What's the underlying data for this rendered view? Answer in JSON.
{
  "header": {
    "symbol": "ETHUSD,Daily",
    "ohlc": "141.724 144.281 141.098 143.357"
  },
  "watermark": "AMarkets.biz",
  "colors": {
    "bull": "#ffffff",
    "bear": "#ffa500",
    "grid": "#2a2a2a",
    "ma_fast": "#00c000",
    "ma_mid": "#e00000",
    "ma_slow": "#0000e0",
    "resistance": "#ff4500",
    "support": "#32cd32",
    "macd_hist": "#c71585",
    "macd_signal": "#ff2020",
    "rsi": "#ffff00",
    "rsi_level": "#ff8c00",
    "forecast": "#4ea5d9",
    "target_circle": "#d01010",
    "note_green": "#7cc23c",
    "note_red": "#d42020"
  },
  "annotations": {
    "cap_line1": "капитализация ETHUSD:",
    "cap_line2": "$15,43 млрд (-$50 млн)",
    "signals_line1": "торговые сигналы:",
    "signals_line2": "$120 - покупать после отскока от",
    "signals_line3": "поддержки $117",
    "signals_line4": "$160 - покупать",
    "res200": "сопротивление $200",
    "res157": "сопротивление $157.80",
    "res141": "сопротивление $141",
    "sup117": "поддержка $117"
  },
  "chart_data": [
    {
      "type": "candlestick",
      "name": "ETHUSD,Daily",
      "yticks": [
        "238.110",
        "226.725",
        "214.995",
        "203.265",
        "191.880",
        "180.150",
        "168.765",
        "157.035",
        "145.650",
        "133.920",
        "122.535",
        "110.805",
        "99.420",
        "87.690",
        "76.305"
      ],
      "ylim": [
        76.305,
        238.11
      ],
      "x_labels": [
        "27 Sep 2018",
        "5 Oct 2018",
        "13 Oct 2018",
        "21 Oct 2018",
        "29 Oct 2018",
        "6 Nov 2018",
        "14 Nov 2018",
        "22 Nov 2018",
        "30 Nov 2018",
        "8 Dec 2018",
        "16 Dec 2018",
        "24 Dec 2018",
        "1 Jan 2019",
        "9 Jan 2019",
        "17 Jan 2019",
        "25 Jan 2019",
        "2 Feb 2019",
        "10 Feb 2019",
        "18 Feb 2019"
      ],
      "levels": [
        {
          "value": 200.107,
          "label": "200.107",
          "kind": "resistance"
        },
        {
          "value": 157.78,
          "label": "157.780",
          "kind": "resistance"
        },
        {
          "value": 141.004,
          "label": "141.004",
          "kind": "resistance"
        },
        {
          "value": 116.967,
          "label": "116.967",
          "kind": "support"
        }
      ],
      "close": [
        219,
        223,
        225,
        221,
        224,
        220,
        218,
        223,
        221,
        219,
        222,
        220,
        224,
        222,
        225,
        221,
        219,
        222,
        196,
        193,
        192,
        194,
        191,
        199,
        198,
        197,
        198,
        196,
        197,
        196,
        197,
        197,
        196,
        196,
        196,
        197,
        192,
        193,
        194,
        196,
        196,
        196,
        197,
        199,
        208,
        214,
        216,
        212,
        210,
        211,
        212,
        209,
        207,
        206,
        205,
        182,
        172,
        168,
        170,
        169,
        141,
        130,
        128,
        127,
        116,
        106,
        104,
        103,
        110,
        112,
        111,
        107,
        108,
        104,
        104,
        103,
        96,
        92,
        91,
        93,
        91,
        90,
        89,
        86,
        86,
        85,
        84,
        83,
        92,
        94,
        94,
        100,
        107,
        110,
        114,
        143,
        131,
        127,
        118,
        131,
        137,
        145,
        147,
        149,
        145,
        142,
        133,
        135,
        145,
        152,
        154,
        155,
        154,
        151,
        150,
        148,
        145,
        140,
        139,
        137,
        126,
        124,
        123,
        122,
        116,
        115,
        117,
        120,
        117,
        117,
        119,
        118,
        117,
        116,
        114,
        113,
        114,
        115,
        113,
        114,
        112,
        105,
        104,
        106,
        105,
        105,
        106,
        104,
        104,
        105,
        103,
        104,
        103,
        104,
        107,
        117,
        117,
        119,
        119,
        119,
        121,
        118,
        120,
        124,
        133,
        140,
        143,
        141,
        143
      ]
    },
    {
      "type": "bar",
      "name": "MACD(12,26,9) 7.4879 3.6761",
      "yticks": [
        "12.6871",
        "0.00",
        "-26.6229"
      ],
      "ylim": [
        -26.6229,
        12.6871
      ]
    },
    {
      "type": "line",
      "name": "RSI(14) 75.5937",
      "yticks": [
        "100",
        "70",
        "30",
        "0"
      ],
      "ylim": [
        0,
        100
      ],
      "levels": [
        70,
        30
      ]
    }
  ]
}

---*---

__Task__.
Reproduce the records above exactly as they appear.

__Solution for this problem__.
What's the underlying data for this rendered view? Answer in JSON.
{
  "header": {
    "symbol": "ETHUSD,Daily",
    "ohlc": "141.724 144.281 141.098 143.357"
  },
  "watermark": "AMarkets.biz",
  "colors": {
    "bull": "#ffffff",
    "bear": "#ffa500",
    "grid": "#2a2a2a",
    "ma_fast": "#00c000",
    "ma_mid": "#e00000",
    "ma_slow": "#0000e0",
    "resistance": "#ff4500",
    "support": "#32cd32",
    "macd_hist": "#c71585",
    "macd_signal": "#ff2020",
    "rsi": "#ffff00",
    "rsi_level": "#ff8c00",
    "forecast": "#4ea5d9",
    "target_circle": "#d01010",
    "note_green": "#7cc23c",
    "note_red": "#d42020"
  },
  "annotations": {
    "cap_line1": "капитализация ETHUSD:",
    "cap_line2": "$15,43 млрд (-$50 млн)",
    "signals_line1": "торговые сигналы:",
    "signals_line2": "$120 - покупать после отскока от",
    "signals_line3": "поддержки $117",
    "signals_line4": "$160 - покупать",
    "res200": "сопротивление $200",
    "res157": "сопротивление $157.80",
    "res141": "сопротивление $141",
    "sup117": "поддержка $117"
  },
  "chart_data": [
    {
      "type": "candlestick",
      "name": "ETHUSD,Daily",
      "yticks": [
        "238.110",
        "226.725",
        "214.995",
        "203.265",
        "191.880",
        "180.150",
        "168.765",
        "157.035",
        "145.650",
        "133.920",
        "122.535",
        "110.805",
        "99.420",
        "87.690",
        "76.305"
      ],
      "ylim": [
        76.305,
        238.11
      ],
      "x_labels": [
        "27 Sep 2018",
        "5 Oct 2018",
        "13 Oct 2018",
        "21 Oct 2018",
        "29 Oct 2018",
        "6 Nov 2018",
        "14 Nov 2018",
        "22 Nov 2018",
        "30 Nov 2018",
        "8 Dec 2018",
        "16 Dec 2018",
        "24 Dec 2018",
        "1 Jan 2019",
        "9 Jan 2019",
        "17 Jan 2019",
        "25 Jan 2019",
        "2 Feb 2019",
        "10 Feb 2019",
        "18 Feb 2019"
      ],
      "levels": [
        {
          "value": 200.107,
          "label": "200.107",
          "kind": "resistance"
        },
        {
          "value": 157.78,
          "label": "157.780",
          "kind": "resistance"
        },
        {
          "value": 141.004,
          "label": "141.004",
          "kind": "resistance"
        },
        {
          "value": 116.967,
          "label": "116.967",
          "kind": "support"
        }
      ],
      "close": [
        219,
        223,
        225,
        221,
        224,
        220,
        218,
        223,
        221,
        219,
        222,
        220,
        224,
        222,
        225,
        221,
        219,
        222,
        196,
        193,
        192,
        194,
        191,
        199,
        198,
        197,
        198,
        196,
        197,
        196,
        197,
        197,
        196,
        196,
        196,
        197,
        192,
        193,
        194,
        196,
        196,
        196,
        197,
        199,
        208,
        214,
        216,
        212,
        210,
        211,
        212,
        209,
        207,
        206,
        205,
        182,
        172,
        168,
        170,
        169,
        141,
        130,
        128,
        127,
        116,
        106,
        104,
        103,
        110,
        112,
        111,
        107,
        108,
        104,
        104,
        103,
        96,
        92,
        91,
        93,
        91,
        90,
        89,
        86,
        86,
        85,
        84,
        83,
        92,
        94,
        94,
        100,
        107,
        110,
        114,
        143,
        131,
        127,
        118,
        131,
        137,
        145,
        147,
        149,
        145,
        142,
        133,
        135,
        145,
        152,
        154,
        155,
        154,
        151,
        150,
        148,
        145,
        140,
        139,
        137,
        126,
        124,
        123,
        122,
        116,
        115,
        117,
        120,
        117,
        117,
        119,
        118,
        117,
        116,
        114,
        113,
        114,
        115,
        113,
        114,
        112,
        105,
        104,
        106,
        105,
        105,
        106,
        104,
        104,
        105,
        103,
        104,
        103,
        104,
        107,
        117,
        117,
        119,
        119,
        119,
        121,
        118,
        120,
        124,
        133,
        140,
        143,
        141,
        143
      ]
    },
    {
      "type": "bar",
      "name": "MACD(12,26,9) 7.4879 3.6761",
      "yticks": [
        "12.6871",
        "0.00",
        "-26.6229"
      ],
      "ylim": [
        -26.6229,
        12.6871
      ]
    },
    {
      "type": "line",
      "name": "RSI(14) 75.5937",
      "yticks": [
        "100",
        "70",
        "30",
        "0"
      ],
      "ylim": [
        0,
        100
      ],
      "levels": [
        70,
        30
      ]
    }
  ]
}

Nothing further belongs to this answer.